Sayfa Metni –
════════

Ortaya bıraktım, hükümsüzdür...

Peki şimdi beni kim dinleyecek ?




Pazar, Haziran 21, 2015

Beyâtî yakarış...

Hiçlik makamından Beyâtî makamına arz;

Orada olduğunu bilmek nefes almanın sebebi...
Gözlerine bakamasam da şimdi biliyorum, geçici dünyanın geçici bir zamanı kadar sürecek bu.
Orada olduğunu biliyorum çünkü..
Ben orada değilken gülümsediğini, gülümserken gözlerinin kısılıp dudağının kenarında oluşan o meknî çizgiyi biliyorum. Düşünceli halini ve o haldeyken içindekilerin masum yüzüne yansıdığını da görüyorum. 

Ellerim şimdi boş bu fâni dünyada, bunun da geçici olduğunu biliyorum; bulana kadar ellerini...
Sokaklarda kimseyi koşup sarılırken görmüyorum artık...
Çocukları bile..! Ayıp mı? günah mı? ne zıkkımsa ondan dolayı, birbirine dokunmaya korkan insan milyonları arasında, bir ben sana koşup sarılmayı istiyorum. Yok o filmlerdeki gibi uzun uzun koşmadan, hemen, gecikmeden, çabuk ve hızlıca..İçimdeki kalbin atışını duy, yaz güneşi gibi yanan ruhumu hisset...Sen gözlerimdeki herşey olan sen..Kollarımda erime dikkat et..

════════

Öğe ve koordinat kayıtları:
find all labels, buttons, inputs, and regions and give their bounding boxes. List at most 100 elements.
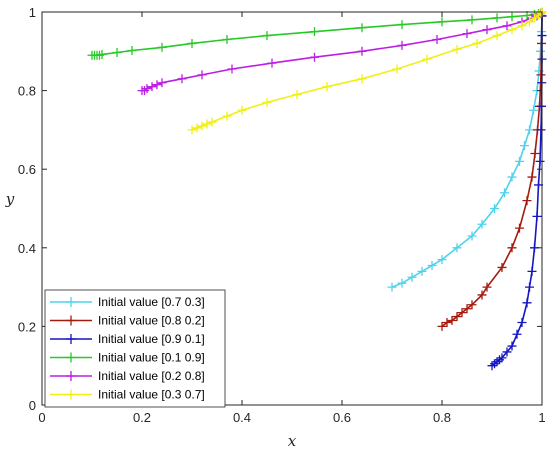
series-1-marker — [500, 188, 509, 198]
series-5-marker — [310, 52, 319, 62]
series-5-marker — [142, 84, 152, 94]
series-6-marker — [536, 8, 546, 18]
legend-swatch-marker — [66, 315, 76, 326]
series-6-marker — [357, 74, 367, 84]
series-6-marker — [197, 121, 207, 131]
series-5-marker — [177, 74, 187, 84]
series-3-marker — [507, 341, 517, 351]
series-6-marker — [492, 31, 502, 41]
series-2-marker — [447, 316, 457, 326]
series-3-marker — [512, 329, 522, 339]
series-6-marker — [202, 119, 212, 129]
series-1-marker — [477, 219, 487, 229]
series-4-marker — [97, 49, 107, 59]
series-5-marker — [157, 78, 167, 88]
series-6-marker — [422, 54, 432, 64]
series-3-marker — [535, 156, 545, 166]
x-tick-label: 0 — [38, 410, 45, 425]
legend-swatch-marker — [66, 297, 76, 307]
series-2-marker — [477, 290, 487, 300]
series-2-marker — [457, 308, 467, 318]
x-tick-label: 0.4 — [233, 410, 251, 425]
series-4-marker — [492, 13, 502, 23]
series-3-marker — [502, 347, 512, 357]
series-1-marker — [467, 231, 477, 241]
x-axis-title: x — [288, 432, 297, 450]
x-tick-label: 1 — [538, 410, 545, 425]
series-4-marker — [397, 20, 407, 30]
series-6-marker — [507, 25, 517, 35]
series-1-marker — [407, 272, 417, 282]
series-2-marker — [437, 321, 447, 331]
legend-entry-label: Initial value [0.2 0.8] — [98, 369, 205, 383]
legend-box — [44, 289, 226, 408]
series-2-marker — [507, 243, 517, 253]
series-1-marker — [529, 105, 538, 115]
series-5-marker — [482, 25, 492, 35]
legend-entry-label: Initial value [0.9 0.1] — [98, 332, 205, 346]
series-6-marker — [262, 97, 272, 107]
series-5-marker — [197, 70, 207, 80]
series-1-marker — [525, 125, 534, 135]
x-tick-label: 0.8 — [433, 410, 451, 425]
series-2-marker — [442, 317, 452, 327]
legend-entry-label: Initial value [0.3 0.7] — [98, 388, 205, 402]
y-tick-label: 0 — [29, 398, 36, 413]
series-5-marker — [227, 64, 237, 74]
series-3-marker — [497, 353, 507, 363]
legend-entry-label: Initial value [0.7 0.3] — [98, 295, 205, 309]
plot-area — [87, 7, 547, 371]
series-3-marker — [532, 211, 542, 221]
series-3-marker — [525, 282, 534, 292]
series-4-marker — [187, 38, 197, 48]
series-4-marker — [112, 47, 122, 57]
series-6-marker — [525, 17, 534, 27]
series-2-marker — [497, 262, 507, 272]
series-1-marker — [536, 46, 545, 56]
series-4-marker — [262, 31, 272, 41]
series-2-marker — [462, 304, 472, 314]
y-tick-label: 0.4 — [18, 241, 36, 256]
y-tick-label: 0.8 — [18, 84, 36, 99]
axes-box — [41, 11, 543, 406]
legend-swatch-marker — [66, 371, 76, 381]
series-2-marker — [482, 282, 492, 292]
series-4-marker — [437, 17, 447, 27]
series-3-marker — [517, 317, 527, 327]
y-axis-title: y — [5, 190, 15, 208]
series-5-marker — [152, 80, 162, 90]
legend-swatch-marker — [66, 334, 76, 344]
series-6-marker — [292, 90, 302, 100]
series-6-marker — [237, 105, 247, 115]
series-2-marker — [527, 172, 537, 182]
series-1-marker — [437, 255, 447, 265]
x-tick-label: 0.6 — [333, 410, 351, 425]
series-5-marker — [147, 82, 157, 92]
series-5-marker — [357, 46, 367, 56]
legend-swatch-marker — [66, 352, 76, 363]
series-4-marker — [522, 11, 532, 21]
series-6-marker — [392, 64, 402, 74]
series-5-marker — [502, 21, 512, 31]
series-6-marker — [207, 117, 217, 127]
series-4-marker — [157, 42, 167, 52]
series-6-marker — [322, 82, 332, 92]
series-2-marker — [536, 70, 546, 80]
series-2-marker — [515, 223, 524, 233]
series-5-marker — [462, 29, 472, 39]
series-1-marker — [452, 243, 462, 253]
legend-entry-label: Initial value [0.8 0.2] — [98, 314, 205, 328]
series-5-marker — [397, 40, 407, 50]
series-6-marker — [222, 111, 232, 121]
series-1-marker — [507, 172, 517, 182]
series-1-marker — [427, 260, 437, 270]
series-1-marker — [515, 156, 524, 166]
series-2-marker — [467, 300, 477, 310]
series-6-marker — [187, 125, 197, 135]
series-4-marker — [127, 46, 137, 56]
series-3-marker — [522, 298, 532, 308]
series-6-marker — [472, 38, 482, 48]
series-4-marker — [357, 23, 367, 33]
series-4-marker — [310, 27, 319, 37]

════════

Yönergeler –
A) Beyâtî yakarış metninde "Hiçlik makamından Beyâtî" sözlerinden "yansıdığını da görüyorum." sözlerine kadar olan bölümü harfi harfine geri verin.
B) Aşağıdaki ifadelerin Beyâtî yakarış metniyle uyuşup uyuşmadığını belirtin. Her biri için evet ya da hayır deyin ve metinden belirleyici sözleri aynen alıntılayın.
(i) Yazı 21 Haziran 2015 Pazar tarihini taşır.
(ii) Anlatıcı sokaklarda insanların koşup birbirine sarıldığını hâlâ görmektedir.
(iii) Anlatıcı, filmlerdeki gibi uzun uzun koşarak sarılmayı istemektedir.
C) Beyâtî yakarış metninin devamını yazın.

Yazılı Cevaplar –
A)
Hiçlik makamından Beyâtî makamına arz;

Orada olduğunu bilmek nefes almanın sebebi...
Gözlerine bakamasam da şimdi biliyorum, geçici dünyanın geçici bir zamanı kadar sürecek bu.
Orada olduğunu biliyorum çünkü..
Ben orada değilken gülümsediğini, gülümserken gözlerinin kısılıp dudağının kenarında oluşan o meknî çizgiyi biliyorum. Düşünceli halini ve o haldeyken içindekilerin masum yüzüne yansıdığını da görüyorum.

B)
(i) Evet: "Pazar, Haziran 21, 2015"
(ii) Hayır: "Sokaklarda kimseyi koşup sarılırken görmüyorum artık..."
(iii) Hayır: "Yok o filmlerdeki gibi uzun uzun koşmadan, hemen, gecikmeden, çabuk ve hızlıca.."

C)
Şimdi yoksun; ama bunun geçici olduğunu biliyorum. 
Bu geçici dünya gibi, üzerimizdeki göçmen kuşlar gibi..Hepsi geçecek biliyorum..
Bana gelmesen bile hiçbir zaman, içim hep sana gelecek. Üzerinden bulutların geçtiğini farketmediğin gibi bunu da farketmeyeceksin belki..Yürürken gölgeni farketmediğin gibi, içimdeki seni de farketmeyeceksin. Oysa bu gelip geçici dünyada, sen kalacaksın içimde bir tek..

Elimde kalem diye seni tutuyorum. Sesini kullanıyorum yazarken, kendi sesim gibi..
Yüzün benim yüzüm aynada, seni görüyorum...
Kıskanıyorum ellerinin değdiği o kapı kollarını..
Baktığın pencerenin çatlak camını da..Yürürken ses çıkaran parkelerin gıcırtısını da..
Yaktığın lambanın kırmızı ışığını da...
Hepsi sana ulaşıyor, bir ben ulaşamıyorum. Biliyorum şimdi yoksun yanımda ama...
Bu da bu dünya kadar gelip geçici...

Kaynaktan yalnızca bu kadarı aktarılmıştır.